[Extracted data entries]
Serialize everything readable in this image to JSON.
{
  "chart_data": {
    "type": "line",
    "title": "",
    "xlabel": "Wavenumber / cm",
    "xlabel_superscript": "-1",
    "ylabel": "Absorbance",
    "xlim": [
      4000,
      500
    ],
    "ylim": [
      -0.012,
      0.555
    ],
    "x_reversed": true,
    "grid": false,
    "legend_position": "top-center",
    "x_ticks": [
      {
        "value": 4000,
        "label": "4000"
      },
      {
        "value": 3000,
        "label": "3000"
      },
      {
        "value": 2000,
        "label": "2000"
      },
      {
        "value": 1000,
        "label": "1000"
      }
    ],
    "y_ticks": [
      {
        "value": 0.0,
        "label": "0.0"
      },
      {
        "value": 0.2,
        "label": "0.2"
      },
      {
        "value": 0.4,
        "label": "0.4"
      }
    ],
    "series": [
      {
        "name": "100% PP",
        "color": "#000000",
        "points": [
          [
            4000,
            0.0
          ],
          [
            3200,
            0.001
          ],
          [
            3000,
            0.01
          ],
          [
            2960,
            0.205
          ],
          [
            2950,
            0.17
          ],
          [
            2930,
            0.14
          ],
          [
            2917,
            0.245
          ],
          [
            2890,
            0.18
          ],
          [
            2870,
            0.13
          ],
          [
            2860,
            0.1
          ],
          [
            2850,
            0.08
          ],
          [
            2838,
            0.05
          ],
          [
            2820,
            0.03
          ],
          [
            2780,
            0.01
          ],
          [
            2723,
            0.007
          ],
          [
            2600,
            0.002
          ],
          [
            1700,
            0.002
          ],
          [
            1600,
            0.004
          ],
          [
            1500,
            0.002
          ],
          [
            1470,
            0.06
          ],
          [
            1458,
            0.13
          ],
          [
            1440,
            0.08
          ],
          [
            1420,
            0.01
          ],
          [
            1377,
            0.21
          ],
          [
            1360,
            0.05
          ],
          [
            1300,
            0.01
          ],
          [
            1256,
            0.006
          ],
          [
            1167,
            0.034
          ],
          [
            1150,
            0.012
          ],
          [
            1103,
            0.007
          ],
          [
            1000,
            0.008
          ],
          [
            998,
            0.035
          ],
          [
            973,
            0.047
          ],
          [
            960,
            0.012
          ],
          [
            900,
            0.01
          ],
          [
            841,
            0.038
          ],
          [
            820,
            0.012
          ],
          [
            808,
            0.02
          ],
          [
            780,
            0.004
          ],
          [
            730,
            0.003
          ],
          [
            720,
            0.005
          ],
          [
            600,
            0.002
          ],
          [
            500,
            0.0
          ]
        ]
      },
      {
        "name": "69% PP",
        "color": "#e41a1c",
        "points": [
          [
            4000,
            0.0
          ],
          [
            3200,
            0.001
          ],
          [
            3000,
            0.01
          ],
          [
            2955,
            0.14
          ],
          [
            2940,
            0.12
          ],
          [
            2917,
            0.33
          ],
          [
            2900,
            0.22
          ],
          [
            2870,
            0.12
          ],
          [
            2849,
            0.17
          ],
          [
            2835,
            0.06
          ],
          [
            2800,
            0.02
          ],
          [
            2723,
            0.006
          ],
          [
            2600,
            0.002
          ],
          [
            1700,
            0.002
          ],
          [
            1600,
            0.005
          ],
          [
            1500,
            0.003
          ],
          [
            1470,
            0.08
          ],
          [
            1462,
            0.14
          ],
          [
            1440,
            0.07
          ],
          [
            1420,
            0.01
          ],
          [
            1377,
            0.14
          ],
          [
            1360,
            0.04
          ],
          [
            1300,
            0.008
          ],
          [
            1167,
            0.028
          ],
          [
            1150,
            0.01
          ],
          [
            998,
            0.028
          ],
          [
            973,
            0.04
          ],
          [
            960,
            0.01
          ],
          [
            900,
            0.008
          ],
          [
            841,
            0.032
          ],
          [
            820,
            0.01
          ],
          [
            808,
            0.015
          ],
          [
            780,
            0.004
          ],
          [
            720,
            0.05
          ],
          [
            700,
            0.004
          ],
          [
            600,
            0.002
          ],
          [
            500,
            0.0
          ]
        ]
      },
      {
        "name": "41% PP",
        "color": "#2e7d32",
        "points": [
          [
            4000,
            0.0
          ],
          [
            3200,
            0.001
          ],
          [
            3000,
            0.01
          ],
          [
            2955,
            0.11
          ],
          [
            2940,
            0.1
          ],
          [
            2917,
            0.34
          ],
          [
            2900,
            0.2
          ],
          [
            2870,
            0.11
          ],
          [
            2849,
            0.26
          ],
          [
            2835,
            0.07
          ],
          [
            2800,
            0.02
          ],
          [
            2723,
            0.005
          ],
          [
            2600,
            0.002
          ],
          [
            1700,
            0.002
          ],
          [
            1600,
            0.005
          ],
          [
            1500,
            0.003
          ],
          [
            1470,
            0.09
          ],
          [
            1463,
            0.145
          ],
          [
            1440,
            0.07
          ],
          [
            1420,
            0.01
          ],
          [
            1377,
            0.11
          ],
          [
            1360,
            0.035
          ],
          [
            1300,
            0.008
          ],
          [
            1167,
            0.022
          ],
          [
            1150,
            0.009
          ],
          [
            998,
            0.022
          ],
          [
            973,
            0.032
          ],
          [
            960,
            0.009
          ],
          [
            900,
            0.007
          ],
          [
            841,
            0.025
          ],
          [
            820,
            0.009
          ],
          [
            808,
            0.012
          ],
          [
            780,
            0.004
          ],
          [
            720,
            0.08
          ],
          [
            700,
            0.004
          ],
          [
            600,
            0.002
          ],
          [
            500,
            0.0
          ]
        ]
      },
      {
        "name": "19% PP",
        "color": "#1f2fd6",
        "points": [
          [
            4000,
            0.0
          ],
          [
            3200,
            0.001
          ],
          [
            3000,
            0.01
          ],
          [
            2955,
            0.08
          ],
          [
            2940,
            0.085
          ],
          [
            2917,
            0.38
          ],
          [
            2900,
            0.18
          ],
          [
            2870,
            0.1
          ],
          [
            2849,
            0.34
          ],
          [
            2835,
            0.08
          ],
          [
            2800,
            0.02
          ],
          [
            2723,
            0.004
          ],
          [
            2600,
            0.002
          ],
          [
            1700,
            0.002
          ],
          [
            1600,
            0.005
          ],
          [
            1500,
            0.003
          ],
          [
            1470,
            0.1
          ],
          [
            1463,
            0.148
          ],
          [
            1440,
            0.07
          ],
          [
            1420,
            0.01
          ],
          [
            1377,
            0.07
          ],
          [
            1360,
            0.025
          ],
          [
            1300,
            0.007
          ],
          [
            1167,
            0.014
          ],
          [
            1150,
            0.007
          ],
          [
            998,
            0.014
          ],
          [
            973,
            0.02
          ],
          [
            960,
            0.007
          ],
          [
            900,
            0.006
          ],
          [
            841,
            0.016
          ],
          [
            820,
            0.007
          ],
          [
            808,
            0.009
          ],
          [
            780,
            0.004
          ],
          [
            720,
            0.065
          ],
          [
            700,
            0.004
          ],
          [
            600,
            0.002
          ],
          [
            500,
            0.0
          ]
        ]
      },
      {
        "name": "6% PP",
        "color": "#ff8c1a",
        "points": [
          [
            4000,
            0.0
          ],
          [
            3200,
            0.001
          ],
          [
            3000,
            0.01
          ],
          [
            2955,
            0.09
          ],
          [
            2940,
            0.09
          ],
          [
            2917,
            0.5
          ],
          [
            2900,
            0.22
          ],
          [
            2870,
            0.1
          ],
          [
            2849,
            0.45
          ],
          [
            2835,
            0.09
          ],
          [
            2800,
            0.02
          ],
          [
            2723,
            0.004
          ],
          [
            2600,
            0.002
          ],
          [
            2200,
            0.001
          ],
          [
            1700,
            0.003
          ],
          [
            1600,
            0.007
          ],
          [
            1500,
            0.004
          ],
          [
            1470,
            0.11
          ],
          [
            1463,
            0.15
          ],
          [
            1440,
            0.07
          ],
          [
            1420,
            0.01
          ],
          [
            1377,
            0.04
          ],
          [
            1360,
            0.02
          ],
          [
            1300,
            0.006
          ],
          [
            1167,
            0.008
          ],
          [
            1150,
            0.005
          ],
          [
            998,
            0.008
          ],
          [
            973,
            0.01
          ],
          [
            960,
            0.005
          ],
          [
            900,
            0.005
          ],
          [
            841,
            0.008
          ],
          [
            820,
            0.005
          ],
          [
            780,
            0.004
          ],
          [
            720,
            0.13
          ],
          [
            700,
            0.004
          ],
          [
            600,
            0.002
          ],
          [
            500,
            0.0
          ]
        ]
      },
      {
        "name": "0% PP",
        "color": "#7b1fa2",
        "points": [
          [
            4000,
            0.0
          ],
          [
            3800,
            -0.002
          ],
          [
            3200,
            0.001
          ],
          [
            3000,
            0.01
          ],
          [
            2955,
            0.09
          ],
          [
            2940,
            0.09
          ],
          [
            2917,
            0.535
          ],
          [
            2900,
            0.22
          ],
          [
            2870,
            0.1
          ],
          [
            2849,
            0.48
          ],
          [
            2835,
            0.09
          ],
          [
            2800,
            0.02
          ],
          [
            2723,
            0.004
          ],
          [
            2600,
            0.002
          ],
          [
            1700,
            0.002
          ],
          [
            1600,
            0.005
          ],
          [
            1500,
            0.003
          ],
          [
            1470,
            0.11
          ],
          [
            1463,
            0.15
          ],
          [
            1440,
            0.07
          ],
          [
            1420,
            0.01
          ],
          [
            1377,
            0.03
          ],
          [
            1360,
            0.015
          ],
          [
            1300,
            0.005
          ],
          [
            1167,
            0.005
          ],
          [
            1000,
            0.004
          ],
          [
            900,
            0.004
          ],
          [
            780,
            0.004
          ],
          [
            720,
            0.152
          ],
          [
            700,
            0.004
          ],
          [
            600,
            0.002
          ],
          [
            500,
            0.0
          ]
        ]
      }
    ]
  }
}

- _Stated exercise_
Show all lines from the data above in which the word "color" appears.

- _Solution_
        "color": "#000000",
        "color": "#e41a1c",
        "color": "#2e7d32",
        "color": "#1f2fd6",
        "color": "#ff8c1a",
        "color": "#7b1fa2",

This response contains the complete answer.